>> BEGIN Records to process

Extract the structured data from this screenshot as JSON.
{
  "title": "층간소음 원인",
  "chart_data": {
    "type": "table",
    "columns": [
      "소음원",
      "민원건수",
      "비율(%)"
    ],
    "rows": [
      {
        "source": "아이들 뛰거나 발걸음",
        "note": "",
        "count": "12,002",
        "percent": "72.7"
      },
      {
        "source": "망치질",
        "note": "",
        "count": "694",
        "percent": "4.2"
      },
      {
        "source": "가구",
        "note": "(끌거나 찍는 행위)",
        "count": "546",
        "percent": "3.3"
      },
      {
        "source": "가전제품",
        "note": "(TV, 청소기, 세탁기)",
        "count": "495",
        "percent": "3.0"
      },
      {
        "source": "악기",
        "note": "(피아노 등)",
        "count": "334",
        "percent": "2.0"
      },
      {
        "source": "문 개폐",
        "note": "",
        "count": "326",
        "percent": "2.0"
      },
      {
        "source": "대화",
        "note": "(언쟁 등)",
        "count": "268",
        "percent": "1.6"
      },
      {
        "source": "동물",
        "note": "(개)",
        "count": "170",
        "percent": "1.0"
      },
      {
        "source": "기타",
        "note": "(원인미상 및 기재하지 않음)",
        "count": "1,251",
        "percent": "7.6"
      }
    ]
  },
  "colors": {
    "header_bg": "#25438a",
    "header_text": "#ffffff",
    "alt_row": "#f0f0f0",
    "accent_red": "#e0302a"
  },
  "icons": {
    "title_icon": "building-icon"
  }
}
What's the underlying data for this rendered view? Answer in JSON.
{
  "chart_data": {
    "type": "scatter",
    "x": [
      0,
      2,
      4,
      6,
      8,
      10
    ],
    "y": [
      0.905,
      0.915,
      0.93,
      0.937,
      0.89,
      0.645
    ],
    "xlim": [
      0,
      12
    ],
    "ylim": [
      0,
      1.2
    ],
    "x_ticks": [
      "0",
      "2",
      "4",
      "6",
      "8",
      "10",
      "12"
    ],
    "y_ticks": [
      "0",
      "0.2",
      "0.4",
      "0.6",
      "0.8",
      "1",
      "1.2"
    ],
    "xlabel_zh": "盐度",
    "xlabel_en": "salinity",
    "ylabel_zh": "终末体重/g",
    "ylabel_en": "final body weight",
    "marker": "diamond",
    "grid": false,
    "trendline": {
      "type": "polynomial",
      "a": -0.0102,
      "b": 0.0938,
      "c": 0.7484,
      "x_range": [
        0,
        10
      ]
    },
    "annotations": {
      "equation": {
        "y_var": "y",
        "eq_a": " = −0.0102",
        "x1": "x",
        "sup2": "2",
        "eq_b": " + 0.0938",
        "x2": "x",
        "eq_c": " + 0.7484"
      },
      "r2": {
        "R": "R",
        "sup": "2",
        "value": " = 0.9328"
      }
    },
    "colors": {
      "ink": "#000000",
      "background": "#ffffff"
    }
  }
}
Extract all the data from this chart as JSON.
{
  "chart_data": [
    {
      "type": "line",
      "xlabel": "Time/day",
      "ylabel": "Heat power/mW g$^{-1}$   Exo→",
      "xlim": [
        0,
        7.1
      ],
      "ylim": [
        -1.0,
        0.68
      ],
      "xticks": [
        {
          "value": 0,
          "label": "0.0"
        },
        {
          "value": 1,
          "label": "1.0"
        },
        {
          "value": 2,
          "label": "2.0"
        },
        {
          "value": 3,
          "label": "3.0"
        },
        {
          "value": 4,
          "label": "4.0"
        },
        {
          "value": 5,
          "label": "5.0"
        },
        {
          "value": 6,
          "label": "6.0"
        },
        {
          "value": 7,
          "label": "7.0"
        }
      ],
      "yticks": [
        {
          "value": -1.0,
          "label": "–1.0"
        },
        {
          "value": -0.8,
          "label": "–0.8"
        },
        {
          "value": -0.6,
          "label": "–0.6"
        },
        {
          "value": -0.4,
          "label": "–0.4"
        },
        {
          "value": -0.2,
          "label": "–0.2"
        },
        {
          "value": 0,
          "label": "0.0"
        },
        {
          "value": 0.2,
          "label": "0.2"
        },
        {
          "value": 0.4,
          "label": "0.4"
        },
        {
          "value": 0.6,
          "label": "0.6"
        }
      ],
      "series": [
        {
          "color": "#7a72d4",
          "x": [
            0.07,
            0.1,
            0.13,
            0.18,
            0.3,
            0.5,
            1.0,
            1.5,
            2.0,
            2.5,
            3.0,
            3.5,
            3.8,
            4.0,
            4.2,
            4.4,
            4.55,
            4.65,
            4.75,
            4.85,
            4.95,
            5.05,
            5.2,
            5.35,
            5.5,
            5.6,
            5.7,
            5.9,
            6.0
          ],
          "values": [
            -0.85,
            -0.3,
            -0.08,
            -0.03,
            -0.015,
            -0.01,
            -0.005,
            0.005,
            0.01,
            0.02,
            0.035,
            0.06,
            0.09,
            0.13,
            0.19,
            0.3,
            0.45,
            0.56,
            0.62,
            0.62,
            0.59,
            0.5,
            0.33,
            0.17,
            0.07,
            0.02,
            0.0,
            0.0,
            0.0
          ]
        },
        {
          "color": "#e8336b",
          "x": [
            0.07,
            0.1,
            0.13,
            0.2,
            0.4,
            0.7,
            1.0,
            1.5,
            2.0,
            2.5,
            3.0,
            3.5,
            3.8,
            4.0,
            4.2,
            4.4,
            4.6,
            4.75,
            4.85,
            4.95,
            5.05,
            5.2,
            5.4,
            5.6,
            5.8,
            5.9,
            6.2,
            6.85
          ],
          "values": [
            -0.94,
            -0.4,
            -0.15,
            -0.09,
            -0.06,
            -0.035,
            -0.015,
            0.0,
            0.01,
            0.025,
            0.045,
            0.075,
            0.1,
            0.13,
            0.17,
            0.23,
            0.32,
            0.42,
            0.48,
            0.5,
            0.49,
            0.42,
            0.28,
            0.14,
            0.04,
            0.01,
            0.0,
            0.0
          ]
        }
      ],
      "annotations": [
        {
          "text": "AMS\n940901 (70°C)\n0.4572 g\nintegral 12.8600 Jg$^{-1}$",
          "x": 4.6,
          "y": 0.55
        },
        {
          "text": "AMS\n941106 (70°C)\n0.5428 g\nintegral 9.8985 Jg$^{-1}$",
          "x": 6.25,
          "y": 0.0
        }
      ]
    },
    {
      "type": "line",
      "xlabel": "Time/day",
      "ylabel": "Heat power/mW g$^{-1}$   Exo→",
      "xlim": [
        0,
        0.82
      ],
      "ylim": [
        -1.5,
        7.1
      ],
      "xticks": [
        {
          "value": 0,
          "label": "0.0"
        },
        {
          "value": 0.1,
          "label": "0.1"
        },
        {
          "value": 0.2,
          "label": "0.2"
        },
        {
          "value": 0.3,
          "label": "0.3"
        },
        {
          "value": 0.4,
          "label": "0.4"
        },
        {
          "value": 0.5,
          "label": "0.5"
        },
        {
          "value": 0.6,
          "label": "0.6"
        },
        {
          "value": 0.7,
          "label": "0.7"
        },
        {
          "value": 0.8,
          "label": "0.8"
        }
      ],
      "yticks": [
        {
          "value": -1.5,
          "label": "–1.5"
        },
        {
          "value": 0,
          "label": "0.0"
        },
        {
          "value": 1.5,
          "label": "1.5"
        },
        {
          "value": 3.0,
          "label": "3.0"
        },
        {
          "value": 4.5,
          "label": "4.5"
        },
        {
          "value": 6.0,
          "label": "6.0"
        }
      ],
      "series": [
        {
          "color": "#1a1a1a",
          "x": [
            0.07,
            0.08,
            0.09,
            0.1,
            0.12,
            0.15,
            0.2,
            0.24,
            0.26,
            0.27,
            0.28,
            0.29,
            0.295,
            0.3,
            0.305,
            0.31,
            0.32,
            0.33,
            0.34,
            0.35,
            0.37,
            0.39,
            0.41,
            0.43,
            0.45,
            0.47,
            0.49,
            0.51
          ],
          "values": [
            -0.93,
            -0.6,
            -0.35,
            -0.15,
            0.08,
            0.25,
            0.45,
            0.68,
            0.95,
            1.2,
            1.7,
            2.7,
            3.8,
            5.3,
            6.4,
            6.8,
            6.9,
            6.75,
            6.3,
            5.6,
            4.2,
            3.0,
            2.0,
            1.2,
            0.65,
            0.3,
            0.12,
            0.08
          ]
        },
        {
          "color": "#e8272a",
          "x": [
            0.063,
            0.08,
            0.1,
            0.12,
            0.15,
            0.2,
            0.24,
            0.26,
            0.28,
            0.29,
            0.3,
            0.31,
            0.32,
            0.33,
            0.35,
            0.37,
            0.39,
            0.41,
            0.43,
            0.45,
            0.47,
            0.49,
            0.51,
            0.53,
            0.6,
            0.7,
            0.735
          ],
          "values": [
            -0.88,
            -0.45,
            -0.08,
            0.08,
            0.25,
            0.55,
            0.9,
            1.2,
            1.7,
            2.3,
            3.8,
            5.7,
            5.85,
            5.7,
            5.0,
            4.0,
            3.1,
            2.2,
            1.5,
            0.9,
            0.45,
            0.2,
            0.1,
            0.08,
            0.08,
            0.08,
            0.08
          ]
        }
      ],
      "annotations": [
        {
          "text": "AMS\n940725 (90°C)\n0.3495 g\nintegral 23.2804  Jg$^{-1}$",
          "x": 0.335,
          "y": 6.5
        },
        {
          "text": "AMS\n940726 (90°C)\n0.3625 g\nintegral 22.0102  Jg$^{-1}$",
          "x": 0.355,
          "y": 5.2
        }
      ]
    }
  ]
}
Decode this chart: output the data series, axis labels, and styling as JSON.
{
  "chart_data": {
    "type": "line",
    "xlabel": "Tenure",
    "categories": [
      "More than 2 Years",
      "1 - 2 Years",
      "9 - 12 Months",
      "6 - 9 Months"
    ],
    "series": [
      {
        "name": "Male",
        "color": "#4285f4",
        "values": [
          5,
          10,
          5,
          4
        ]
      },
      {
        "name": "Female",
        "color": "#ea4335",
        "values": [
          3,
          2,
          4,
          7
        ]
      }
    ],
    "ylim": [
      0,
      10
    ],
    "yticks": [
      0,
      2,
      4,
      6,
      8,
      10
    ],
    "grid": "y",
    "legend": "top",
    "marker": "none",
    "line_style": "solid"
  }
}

>> END Records to process

* _Stated exercise_
Look through the data above. Find each line with the string "ffffff" and copy it.

* _Result for this task_
    "header_text": "#ffffff",
      "background": "#ffffff"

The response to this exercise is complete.